* Exercise instructions
From the listing below, extract every line containing "thru".

* Provided material

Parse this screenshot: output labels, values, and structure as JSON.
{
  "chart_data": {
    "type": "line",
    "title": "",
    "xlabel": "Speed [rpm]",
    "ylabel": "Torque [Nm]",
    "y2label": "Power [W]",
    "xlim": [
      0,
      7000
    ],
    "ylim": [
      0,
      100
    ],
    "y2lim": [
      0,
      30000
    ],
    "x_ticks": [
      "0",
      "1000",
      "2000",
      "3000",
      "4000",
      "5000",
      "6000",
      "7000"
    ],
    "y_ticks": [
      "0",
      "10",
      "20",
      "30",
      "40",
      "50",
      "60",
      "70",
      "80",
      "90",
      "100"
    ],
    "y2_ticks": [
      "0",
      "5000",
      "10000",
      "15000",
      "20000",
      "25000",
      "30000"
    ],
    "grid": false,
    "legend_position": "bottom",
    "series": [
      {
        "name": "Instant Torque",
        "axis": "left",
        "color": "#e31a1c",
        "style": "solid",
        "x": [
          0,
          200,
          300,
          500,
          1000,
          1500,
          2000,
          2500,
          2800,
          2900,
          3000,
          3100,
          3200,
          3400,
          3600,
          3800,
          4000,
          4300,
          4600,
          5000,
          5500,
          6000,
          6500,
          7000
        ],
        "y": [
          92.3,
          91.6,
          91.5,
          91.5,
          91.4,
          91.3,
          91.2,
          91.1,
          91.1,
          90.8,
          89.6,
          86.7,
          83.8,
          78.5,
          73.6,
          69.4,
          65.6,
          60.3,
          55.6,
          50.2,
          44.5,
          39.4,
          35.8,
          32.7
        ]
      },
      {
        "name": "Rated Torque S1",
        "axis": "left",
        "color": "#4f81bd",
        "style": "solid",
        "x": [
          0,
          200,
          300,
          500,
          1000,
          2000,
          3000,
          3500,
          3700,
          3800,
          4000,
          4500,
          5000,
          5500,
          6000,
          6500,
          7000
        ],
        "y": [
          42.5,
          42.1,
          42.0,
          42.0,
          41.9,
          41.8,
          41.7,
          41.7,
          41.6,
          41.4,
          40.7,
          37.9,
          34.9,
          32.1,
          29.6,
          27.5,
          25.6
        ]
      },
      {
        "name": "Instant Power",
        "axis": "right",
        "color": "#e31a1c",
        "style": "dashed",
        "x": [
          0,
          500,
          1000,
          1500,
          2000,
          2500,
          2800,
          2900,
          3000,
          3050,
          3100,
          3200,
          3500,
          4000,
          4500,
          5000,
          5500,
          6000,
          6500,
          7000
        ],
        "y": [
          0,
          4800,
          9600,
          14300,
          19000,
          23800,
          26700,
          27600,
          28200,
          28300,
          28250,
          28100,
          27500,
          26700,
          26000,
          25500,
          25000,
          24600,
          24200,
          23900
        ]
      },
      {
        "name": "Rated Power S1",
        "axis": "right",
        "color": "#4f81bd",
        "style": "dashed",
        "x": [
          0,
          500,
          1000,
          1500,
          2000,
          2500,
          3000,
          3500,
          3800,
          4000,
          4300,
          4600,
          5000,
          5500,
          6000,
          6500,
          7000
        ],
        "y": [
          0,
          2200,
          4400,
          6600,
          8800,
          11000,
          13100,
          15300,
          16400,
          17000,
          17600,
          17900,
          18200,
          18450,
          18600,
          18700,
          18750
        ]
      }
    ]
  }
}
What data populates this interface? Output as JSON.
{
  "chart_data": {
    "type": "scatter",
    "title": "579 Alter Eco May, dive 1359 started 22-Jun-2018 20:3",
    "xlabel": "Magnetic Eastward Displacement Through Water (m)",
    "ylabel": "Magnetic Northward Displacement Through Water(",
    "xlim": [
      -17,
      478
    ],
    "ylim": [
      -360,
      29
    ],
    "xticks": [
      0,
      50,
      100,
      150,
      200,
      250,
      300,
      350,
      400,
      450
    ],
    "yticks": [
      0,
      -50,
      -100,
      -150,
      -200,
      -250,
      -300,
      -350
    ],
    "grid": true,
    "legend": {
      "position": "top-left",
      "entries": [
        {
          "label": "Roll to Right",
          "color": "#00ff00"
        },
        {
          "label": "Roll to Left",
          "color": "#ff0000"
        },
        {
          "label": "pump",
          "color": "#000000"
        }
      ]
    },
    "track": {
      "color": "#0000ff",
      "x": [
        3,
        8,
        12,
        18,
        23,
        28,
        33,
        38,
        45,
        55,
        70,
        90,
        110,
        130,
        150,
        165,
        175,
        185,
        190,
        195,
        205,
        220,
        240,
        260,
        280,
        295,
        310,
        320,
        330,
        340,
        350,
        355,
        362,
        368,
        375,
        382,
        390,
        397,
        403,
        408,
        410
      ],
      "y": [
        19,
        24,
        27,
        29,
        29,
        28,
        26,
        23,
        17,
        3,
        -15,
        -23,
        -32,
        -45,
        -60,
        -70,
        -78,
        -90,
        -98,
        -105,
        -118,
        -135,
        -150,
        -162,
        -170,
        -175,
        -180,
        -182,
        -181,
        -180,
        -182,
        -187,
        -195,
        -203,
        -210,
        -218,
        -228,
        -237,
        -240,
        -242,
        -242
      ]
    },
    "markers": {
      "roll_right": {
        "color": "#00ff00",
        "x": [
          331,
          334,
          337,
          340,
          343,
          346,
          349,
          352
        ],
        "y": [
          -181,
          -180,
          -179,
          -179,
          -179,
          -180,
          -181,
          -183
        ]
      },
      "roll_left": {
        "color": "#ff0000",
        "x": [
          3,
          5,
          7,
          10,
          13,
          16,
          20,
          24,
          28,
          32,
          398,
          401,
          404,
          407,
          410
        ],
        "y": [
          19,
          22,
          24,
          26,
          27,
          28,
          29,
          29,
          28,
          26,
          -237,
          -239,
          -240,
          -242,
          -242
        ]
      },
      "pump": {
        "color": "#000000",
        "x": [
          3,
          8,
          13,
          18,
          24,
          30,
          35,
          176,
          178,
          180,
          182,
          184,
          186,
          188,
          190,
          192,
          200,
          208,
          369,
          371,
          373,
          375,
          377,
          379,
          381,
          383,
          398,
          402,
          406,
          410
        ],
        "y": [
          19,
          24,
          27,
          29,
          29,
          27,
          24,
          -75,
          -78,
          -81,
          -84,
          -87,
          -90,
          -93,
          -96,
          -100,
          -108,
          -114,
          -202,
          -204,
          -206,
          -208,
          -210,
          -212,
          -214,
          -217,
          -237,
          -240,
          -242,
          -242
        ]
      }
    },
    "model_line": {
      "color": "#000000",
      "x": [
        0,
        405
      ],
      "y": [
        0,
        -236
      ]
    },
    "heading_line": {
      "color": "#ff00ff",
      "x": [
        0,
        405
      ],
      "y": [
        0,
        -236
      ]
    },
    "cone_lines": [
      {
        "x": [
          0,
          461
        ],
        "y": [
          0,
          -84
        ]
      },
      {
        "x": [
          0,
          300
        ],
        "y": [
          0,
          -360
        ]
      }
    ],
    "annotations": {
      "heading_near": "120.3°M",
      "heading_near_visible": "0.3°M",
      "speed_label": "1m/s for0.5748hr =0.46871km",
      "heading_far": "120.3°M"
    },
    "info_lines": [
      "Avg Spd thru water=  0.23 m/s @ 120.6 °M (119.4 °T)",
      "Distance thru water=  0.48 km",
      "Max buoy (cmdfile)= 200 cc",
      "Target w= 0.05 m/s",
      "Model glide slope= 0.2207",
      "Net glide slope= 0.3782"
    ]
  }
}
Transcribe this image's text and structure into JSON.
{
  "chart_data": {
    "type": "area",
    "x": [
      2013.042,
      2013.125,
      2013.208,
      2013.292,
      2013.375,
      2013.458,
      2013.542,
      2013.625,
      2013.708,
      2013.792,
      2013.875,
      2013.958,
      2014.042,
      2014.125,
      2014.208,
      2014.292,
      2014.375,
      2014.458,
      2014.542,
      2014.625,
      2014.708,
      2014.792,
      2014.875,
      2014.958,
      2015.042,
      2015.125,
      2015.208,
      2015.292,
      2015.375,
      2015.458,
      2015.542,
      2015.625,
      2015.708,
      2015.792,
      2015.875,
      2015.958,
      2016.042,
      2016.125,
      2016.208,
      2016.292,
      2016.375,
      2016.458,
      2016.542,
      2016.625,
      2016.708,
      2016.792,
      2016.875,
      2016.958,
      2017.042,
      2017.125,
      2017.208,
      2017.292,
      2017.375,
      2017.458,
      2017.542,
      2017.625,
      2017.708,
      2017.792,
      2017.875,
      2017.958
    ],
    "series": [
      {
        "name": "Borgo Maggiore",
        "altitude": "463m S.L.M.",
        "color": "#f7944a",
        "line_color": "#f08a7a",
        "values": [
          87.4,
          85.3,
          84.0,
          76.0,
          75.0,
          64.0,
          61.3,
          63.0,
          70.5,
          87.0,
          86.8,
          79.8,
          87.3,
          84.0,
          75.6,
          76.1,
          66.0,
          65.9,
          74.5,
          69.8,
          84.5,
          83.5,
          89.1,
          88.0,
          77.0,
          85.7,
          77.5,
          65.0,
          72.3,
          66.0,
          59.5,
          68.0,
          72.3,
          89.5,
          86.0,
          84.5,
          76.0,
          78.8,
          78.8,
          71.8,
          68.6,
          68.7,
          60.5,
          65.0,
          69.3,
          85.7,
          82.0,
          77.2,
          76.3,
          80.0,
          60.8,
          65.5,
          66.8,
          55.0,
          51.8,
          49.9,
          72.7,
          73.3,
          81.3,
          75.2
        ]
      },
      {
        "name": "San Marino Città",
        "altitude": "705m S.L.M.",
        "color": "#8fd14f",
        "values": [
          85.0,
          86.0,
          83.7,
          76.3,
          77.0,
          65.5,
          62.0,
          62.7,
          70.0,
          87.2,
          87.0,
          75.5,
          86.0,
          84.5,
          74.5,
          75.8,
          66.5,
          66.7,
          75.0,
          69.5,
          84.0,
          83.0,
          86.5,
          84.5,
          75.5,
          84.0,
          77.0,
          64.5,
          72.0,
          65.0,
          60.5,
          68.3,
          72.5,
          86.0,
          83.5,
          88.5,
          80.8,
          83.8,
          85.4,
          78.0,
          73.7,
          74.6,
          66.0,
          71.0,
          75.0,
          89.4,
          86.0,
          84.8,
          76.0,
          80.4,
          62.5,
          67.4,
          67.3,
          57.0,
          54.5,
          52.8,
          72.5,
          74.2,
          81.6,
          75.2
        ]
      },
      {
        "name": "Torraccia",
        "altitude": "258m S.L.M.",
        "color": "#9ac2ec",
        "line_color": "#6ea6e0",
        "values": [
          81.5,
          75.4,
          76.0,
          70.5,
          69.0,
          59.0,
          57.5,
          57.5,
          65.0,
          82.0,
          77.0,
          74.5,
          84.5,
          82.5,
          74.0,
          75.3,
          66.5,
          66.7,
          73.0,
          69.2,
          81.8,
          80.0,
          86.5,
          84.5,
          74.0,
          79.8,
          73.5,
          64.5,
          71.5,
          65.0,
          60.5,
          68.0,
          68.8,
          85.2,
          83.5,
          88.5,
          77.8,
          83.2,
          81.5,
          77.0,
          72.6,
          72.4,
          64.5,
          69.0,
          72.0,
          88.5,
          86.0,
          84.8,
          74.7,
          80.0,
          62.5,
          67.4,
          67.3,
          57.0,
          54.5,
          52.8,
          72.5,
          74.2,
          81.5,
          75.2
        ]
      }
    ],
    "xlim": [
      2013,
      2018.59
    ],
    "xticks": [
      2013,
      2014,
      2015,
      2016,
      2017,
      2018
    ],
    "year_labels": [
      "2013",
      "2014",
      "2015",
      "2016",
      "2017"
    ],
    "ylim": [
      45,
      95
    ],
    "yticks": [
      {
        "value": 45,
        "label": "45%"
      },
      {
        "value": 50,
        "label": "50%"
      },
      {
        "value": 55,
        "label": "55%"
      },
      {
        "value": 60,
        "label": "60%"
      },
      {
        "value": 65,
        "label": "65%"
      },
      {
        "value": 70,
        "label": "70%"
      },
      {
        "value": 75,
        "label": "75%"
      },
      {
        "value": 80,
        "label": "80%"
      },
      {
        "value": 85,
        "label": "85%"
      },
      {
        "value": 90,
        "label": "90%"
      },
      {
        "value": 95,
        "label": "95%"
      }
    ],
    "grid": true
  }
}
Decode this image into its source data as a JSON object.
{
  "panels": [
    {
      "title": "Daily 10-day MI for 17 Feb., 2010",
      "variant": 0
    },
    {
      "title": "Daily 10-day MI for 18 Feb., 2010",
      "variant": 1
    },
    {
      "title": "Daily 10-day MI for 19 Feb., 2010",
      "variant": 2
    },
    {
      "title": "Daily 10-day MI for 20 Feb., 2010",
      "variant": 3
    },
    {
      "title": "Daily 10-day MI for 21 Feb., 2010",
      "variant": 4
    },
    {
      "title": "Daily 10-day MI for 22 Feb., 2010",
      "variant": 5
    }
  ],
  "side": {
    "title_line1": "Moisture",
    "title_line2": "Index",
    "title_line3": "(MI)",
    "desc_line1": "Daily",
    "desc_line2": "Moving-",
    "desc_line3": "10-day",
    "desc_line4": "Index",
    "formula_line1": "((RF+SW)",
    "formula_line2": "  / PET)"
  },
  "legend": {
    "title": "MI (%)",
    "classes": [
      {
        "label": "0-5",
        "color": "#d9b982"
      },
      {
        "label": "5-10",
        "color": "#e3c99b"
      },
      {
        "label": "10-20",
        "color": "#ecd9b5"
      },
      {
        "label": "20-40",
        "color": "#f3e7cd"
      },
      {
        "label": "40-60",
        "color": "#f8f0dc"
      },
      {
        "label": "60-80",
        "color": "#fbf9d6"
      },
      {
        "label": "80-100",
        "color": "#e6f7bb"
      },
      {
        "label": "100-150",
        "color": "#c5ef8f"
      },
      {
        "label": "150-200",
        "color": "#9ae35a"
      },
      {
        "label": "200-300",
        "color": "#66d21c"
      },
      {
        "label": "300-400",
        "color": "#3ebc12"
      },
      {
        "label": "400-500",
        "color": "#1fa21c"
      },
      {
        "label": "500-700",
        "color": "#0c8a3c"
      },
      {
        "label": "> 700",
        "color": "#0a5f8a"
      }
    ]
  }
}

* The response
      "Avg Spd thru water=  0.23 m/s @ 120.6 °M (119.4 °T)",
      "Distance thru water=  0.48 km",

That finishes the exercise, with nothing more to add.